• TASK DIRECTIONS:
Find the word "title" in the material below and gather every line that contains it.

* Start GIVEN RECORDS *

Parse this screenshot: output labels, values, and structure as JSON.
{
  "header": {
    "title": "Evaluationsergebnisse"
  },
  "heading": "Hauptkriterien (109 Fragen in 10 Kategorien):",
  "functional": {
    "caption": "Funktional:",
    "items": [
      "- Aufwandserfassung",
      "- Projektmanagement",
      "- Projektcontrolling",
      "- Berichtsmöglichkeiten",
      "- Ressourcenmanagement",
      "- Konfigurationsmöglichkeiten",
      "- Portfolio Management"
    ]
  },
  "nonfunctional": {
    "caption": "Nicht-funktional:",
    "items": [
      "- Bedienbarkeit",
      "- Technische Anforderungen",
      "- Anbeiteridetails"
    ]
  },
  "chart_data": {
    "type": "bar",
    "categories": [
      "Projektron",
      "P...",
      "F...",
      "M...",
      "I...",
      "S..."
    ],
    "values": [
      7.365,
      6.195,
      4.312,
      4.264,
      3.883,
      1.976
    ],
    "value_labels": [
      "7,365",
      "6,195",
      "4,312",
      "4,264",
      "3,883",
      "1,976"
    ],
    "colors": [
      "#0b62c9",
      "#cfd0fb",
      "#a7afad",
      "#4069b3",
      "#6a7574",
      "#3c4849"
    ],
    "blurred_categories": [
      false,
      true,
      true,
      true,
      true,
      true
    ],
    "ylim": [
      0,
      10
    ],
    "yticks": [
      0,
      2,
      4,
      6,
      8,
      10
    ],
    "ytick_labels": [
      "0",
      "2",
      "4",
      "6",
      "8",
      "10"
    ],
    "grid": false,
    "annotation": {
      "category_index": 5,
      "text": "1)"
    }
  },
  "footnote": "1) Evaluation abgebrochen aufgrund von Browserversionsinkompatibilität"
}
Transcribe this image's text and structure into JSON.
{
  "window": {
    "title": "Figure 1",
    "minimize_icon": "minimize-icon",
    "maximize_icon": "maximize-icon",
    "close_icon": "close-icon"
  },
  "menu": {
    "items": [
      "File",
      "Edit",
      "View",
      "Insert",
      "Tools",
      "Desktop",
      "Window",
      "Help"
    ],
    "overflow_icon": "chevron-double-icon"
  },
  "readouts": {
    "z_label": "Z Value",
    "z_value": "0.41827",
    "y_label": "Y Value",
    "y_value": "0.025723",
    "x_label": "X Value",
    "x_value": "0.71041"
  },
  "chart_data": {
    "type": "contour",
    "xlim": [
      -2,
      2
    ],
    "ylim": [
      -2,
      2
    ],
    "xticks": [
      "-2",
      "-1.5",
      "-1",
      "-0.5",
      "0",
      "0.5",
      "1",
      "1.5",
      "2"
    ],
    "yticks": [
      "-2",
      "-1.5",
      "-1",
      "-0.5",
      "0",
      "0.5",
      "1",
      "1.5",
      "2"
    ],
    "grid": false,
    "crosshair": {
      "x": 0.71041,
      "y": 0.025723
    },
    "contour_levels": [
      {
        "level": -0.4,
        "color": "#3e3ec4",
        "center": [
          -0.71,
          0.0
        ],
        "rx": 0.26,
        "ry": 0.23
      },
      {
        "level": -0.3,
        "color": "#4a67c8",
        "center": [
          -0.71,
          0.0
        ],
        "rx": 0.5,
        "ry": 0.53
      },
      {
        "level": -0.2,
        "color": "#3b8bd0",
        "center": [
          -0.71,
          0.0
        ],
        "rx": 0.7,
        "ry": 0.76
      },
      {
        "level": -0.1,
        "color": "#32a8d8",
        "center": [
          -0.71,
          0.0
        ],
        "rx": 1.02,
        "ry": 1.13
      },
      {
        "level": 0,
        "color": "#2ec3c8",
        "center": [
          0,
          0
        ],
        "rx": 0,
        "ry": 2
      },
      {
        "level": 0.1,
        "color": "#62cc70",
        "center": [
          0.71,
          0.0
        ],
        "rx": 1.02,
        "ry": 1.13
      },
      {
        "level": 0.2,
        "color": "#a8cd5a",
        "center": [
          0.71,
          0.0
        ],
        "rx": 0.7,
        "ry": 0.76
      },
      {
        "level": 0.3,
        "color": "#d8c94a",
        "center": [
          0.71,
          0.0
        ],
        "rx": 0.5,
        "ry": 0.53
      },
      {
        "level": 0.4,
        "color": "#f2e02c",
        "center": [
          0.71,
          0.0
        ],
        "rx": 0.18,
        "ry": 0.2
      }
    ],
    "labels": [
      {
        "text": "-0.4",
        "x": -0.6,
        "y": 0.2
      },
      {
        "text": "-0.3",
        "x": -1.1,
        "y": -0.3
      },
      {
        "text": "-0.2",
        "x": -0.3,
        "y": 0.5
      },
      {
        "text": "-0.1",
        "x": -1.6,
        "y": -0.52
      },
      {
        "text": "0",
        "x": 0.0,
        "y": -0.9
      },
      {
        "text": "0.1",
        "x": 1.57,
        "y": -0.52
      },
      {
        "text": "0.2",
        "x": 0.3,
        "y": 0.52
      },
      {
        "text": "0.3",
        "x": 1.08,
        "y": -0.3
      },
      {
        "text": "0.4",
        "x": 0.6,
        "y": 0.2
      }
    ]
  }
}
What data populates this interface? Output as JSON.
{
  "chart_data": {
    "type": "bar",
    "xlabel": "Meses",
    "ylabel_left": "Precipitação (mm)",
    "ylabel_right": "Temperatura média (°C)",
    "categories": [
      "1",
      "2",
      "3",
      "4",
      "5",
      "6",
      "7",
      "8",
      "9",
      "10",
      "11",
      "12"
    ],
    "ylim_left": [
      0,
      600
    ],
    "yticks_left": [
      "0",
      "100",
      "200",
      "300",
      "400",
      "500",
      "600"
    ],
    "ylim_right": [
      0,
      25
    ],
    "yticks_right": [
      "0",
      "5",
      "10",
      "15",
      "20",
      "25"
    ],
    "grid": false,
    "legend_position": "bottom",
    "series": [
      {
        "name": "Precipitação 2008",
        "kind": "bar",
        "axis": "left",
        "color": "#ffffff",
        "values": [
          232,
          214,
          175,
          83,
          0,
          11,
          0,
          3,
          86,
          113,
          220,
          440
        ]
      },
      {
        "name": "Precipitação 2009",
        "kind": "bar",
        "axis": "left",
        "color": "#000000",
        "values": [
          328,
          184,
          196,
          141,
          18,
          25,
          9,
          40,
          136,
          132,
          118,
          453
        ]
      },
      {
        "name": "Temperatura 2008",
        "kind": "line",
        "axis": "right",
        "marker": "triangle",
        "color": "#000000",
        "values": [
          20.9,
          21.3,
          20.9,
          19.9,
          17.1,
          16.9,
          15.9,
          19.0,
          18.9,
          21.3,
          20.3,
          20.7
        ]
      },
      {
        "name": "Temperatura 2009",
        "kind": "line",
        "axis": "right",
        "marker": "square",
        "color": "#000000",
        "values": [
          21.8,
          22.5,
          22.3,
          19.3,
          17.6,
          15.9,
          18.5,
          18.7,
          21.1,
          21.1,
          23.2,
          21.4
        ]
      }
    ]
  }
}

* End GIVEN RECORDS *

• SOLUTION BELOW:
    "title": "Evaluationsergebnisse"
    "title": "Figure 1",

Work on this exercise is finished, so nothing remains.